== MATERIAL SUPPLIED

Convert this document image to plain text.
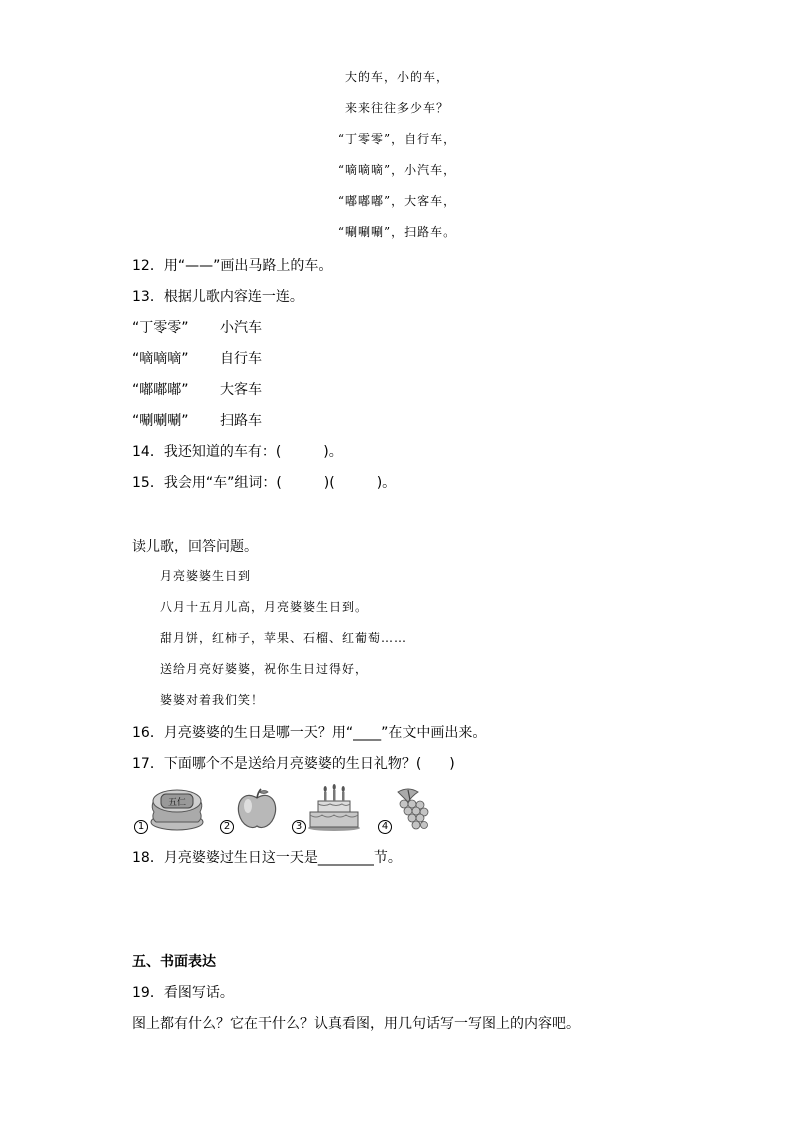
大的车，小的车，
来来往往多少车？
“丁零零”，自行车，
“嘀嘀嘀”，小汽车，
“嘟嘟嘟”，大客车，
“唰唰唰”，扫路车。
12．用“——”画出马路上的车。
13．根据儿歌内容连一连。
“丁零零” 小汽车
“嘀嘀嘀” 自行车
“嘟嘟嘟” 大客车
“唰唰唰” 扫路车
14．我还知道的车有：(　　　)。
15．我会用“车”组词：(　　　)(　　　)。
读儿歌，回答问题。
月亮婆婆生日到
八月十五月儿高，月亮婆婆生日到。
甜月饼，红柿子，苹果、石榴、红葡萄……
送给月亮好婆婆，祝你生日过得好，
婆婆对着我们笑！
16．月亮婆婆的生日是哪一天？用“____”在文中画出来。
17．下面哪个不是送给月亮婆婆的生日礼物？(　　)
1
五仁
2	3	4
18．月亮婆婆过生日这一天是________节。
五、书面表达
19．看图写话。
图上都有什么？它在干什么？认真看图，用几句话写一写图上的内容吧。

====

*THE TASK:* Omit the pictures. Transcribe every record exactly.

*RESPONSE BELOW:*
Convert this document image to plain text.
大的车，小的车，
来来往往多少车？
“丁零零”，自行车，
“嘀嘀嘀”，小汽车，
“嘟嘟嘟”，大客车，
“唰唰唰”，扫路车。
12．用“——”画出马路上的车。
13．根据儿歌内容连一连。
“丁零零” 小汽车
“嘀嘀嘀” 自行车
“嘟嘟嘟” 大客车
“唰唰唰” 扫路车
14．我还知道的车有：(　　　)。
15．我会用“车”组词：(　　　)(　　　)。
读儿歌，回答问题。
月亮婆婆生日到
八月十五月儿高，月亮婆婆生日到。
甜月饼，红柿子，苹果、石榴、红葡萄……
送给月亮好婆婆，祝你生日过得好，
婆婆对着我们笑！
16．月亮婆婆的生日是哪一天？用“____”在文中画出来。
17．下面哪个不是送给月亮婆婆的生日礼物？(　　)
1
五仁
2	3	4
18．月亮婆婆过生日这一天是________节。
五、书面表达
19．看图写话。
图上都有什么？它在干什么？认真看图，用几句话写一写图上的内容吧。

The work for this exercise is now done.